Task brief: How many lines in the records below hold the string "xlabel"? Answer with the number alone.

Excerpt from a dataset
----
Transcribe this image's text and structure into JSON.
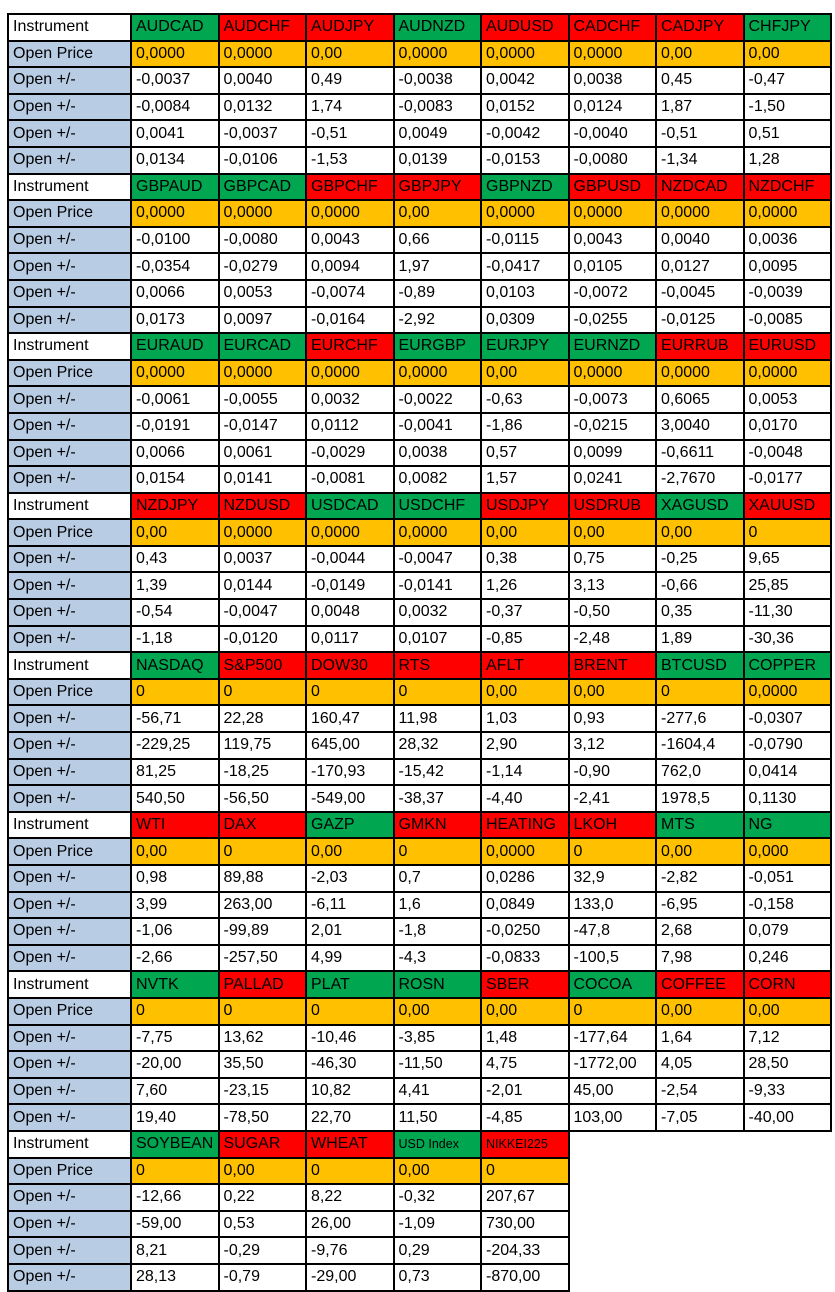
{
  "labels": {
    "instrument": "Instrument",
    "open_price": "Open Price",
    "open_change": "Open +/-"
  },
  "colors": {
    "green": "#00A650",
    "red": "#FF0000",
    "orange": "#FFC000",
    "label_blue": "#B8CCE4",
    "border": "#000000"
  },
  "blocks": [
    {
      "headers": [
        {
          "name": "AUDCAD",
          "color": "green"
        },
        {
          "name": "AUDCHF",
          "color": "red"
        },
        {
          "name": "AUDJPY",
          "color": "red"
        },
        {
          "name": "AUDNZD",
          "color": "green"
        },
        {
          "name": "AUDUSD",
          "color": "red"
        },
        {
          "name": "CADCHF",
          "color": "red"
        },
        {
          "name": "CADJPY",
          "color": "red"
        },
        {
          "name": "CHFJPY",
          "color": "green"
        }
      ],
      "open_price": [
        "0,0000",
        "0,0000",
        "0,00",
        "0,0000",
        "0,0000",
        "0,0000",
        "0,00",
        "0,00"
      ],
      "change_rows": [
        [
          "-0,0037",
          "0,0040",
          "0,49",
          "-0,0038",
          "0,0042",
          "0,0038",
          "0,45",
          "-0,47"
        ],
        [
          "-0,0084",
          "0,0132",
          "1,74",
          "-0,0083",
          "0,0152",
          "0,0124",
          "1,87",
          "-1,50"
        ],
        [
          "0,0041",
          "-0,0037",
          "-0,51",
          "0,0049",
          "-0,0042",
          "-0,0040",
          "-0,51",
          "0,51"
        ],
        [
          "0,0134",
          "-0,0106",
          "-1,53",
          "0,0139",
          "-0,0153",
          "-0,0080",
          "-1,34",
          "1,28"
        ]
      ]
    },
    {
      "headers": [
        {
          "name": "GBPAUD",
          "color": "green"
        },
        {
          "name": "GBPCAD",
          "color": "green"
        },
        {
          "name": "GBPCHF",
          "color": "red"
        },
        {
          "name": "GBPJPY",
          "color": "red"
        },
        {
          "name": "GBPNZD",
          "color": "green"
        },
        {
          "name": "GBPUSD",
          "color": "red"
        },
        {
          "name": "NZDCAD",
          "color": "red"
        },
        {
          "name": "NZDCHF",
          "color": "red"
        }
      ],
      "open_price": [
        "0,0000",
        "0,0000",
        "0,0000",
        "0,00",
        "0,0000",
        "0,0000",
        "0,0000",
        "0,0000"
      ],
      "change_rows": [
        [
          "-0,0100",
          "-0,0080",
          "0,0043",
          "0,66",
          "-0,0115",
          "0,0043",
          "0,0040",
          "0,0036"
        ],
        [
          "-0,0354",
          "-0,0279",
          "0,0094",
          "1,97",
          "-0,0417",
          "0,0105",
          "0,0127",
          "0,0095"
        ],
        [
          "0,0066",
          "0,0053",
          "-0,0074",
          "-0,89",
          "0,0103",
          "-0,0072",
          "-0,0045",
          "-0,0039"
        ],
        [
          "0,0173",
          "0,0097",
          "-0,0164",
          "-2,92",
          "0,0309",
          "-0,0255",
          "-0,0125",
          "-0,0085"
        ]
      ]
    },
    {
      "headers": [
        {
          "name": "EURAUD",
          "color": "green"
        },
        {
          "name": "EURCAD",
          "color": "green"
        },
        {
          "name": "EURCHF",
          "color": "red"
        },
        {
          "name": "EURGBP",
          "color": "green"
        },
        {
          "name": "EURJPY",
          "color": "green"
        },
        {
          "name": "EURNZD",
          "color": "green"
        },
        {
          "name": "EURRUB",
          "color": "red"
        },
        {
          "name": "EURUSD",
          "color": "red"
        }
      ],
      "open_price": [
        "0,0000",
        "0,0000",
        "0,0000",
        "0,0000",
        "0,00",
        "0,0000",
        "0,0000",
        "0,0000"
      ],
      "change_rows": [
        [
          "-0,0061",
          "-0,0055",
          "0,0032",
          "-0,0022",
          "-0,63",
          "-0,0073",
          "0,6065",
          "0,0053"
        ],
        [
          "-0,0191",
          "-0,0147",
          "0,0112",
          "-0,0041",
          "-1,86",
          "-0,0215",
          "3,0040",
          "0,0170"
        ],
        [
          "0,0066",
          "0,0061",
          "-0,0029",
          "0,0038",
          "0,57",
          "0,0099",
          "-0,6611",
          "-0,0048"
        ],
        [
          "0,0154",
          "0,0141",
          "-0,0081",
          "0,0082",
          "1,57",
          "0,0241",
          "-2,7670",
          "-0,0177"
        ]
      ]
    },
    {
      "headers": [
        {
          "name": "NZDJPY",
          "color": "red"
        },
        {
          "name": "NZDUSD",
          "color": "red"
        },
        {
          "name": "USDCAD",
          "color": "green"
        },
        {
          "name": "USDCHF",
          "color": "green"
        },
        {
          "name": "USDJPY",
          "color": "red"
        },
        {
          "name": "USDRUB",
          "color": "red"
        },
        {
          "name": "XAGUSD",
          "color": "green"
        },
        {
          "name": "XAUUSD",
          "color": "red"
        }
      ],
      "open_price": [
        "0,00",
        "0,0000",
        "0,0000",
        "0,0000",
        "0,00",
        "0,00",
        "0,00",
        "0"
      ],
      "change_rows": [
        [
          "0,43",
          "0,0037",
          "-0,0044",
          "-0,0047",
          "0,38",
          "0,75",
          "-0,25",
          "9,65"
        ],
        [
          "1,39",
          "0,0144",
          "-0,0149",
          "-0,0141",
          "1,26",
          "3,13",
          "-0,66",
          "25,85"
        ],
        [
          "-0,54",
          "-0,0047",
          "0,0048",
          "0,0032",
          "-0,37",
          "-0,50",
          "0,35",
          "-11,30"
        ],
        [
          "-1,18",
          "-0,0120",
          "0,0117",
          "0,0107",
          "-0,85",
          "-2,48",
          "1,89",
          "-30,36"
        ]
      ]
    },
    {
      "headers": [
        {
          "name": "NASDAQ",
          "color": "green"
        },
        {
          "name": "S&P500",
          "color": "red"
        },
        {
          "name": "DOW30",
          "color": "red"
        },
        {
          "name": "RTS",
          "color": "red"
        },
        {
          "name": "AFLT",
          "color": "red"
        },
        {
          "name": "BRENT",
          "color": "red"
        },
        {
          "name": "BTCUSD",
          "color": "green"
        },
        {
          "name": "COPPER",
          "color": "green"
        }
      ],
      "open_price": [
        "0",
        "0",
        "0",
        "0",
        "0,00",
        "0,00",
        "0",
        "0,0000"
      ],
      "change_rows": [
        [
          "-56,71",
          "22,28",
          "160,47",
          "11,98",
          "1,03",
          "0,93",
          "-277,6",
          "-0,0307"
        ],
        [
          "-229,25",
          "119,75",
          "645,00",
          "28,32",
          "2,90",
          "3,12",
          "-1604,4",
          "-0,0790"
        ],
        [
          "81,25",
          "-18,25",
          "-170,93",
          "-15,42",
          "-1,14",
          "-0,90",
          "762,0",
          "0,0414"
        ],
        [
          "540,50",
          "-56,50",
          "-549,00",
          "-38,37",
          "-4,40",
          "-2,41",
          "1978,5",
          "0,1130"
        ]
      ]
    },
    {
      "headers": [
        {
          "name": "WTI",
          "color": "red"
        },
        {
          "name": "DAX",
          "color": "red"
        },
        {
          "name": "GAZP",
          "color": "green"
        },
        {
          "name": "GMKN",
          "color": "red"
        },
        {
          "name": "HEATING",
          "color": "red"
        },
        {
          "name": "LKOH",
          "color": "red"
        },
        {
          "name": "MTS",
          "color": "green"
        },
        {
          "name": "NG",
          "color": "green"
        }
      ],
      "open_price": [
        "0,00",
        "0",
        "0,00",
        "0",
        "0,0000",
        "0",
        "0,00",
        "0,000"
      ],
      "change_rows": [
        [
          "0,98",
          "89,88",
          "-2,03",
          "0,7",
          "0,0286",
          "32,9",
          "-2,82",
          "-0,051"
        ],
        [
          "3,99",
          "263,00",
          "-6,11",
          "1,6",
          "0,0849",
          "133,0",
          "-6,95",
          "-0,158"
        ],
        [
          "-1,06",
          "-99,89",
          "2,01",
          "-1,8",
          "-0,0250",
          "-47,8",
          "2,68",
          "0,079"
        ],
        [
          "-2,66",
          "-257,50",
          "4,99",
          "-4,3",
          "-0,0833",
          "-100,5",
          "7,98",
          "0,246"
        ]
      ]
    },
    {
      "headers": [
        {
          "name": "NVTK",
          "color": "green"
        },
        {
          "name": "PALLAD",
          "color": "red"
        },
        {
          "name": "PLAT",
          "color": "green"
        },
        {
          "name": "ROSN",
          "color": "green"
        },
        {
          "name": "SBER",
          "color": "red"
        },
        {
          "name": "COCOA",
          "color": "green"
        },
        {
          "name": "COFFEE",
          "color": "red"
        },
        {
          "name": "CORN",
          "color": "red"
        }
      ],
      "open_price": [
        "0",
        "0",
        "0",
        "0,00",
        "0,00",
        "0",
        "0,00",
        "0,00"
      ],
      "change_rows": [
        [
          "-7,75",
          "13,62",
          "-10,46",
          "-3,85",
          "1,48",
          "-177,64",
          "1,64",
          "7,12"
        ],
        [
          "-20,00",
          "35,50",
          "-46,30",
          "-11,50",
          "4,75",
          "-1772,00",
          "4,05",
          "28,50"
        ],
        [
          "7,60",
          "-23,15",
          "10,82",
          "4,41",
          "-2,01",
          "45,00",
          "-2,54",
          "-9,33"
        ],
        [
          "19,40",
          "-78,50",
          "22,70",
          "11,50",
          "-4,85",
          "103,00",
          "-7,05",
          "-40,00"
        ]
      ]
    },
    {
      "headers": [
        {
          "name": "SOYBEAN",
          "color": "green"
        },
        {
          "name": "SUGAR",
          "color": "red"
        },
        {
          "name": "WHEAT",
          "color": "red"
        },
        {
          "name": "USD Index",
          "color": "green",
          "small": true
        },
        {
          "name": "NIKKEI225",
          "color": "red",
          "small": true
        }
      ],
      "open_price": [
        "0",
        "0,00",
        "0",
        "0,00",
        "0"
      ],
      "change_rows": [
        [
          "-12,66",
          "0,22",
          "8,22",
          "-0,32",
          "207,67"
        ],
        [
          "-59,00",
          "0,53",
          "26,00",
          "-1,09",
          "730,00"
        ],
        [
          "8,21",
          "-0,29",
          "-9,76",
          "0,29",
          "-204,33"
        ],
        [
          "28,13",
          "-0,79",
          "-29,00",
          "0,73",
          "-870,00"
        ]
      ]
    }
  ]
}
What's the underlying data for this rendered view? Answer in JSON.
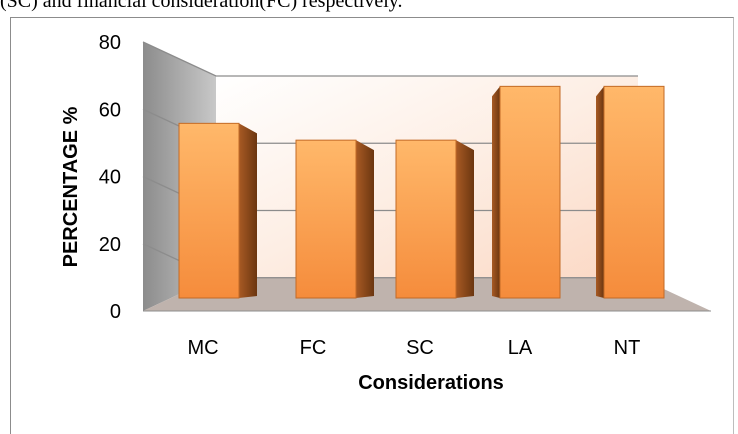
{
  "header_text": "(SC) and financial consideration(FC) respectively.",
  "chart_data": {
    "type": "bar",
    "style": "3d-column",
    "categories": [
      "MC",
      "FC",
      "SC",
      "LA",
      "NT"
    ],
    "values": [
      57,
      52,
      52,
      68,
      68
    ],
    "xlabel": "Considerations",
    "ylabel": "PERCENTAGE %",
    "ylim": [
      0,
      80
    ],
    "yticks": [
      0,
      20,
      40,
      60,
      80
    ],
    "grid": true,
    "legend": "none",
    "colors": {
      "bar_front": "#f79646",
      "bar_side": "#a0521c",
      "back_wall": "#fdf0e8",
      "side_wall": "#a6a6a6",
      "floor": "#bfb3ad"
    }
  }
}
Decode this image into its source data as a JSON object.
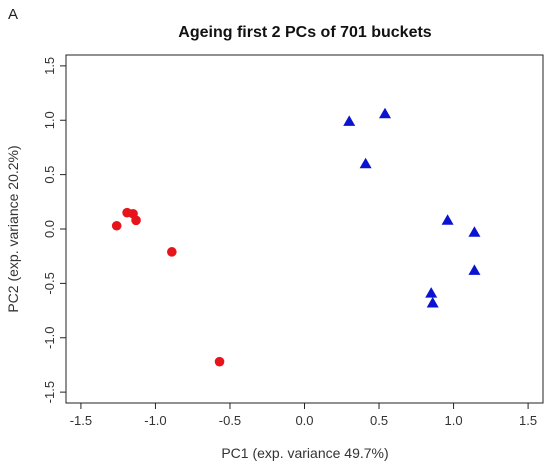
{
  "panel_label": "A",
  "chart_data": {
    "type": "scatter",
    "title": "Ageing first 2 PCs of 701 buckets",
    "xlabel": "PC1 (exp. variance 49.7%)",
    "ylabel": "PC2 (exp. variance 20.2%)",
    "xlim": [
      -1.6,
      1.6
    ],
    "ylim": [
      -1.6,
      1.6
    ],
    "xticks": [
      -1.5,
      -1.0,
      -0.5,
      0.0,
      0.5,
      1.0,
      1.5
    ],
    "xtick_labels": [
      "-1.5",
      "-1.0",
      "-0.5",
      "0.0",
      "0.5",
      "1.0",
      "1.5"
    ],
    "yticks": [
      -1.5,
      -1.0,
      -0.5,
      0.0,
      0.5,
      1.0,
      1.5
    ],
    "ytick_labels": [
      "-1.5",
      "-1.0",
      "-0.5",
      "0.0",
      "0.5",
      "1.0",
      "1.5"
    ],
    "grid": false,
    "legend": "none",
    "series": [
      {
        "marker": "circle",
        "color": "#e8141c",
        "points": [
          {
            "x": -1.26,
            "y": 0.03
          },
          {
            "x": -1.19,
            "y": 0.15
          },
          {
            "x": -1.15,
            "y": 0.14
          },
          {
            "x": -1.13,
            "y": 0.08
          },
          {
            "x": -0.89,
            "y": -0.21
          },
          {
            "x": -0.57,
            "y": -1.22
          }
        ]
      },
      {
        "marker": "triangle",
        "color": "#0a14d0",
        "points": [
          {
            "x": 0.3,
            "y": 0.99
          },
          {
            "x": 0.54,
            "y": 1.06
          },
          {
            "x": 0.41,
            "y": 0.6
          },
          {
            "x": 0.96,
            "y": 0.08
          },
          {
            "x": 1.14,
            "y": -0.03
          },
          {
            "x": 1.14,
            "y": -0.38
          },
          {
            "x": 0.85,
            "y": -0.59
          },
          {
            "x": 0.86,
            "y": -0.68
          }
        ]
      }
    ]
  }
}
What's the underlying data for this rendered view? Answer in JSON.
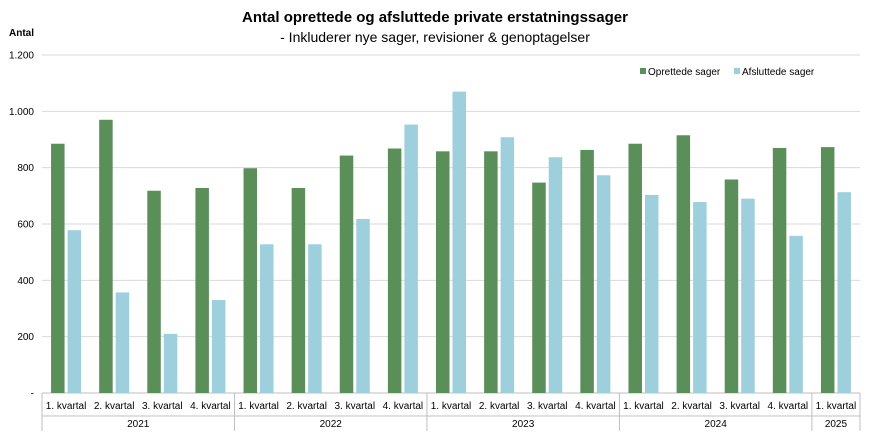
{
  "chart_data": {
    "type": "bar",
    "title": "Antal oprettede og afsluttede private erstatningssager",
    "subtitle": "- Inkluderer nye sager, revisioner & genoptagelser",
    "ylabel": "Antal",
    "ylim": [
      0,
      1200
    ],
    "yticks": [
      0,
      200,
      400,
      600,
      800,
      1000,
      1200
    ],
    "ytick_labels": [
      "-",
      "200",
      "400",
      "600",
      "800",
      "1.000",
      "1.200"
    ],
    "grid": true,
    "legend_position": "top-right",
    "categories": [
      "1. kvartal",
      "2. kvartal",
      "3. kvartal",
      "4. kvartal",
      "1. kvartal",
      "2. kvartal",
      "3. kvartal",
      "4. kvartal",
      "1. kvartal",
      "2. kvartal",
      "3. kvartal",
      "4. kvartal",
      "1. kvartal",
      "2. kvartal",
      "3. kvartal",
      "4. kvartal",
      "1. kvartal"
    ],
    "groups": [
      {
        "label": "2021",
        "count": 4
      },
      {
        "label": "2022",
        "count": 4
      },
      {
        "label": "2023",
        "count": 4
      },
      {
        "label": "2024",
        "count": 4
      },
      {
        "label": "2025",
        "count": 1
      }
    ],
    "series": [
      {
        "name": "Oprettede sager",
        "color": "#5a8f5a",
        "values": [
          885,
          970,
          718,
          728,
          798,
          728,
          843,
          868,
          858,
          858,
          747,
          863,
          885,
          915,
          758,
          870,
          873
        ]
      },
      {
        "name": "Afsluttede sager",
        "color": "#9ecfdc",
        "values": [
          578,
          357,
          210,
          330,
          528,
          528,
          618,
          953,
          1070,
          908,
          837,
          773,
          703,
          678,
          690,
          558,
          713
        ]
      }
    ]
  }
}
----
The response: 2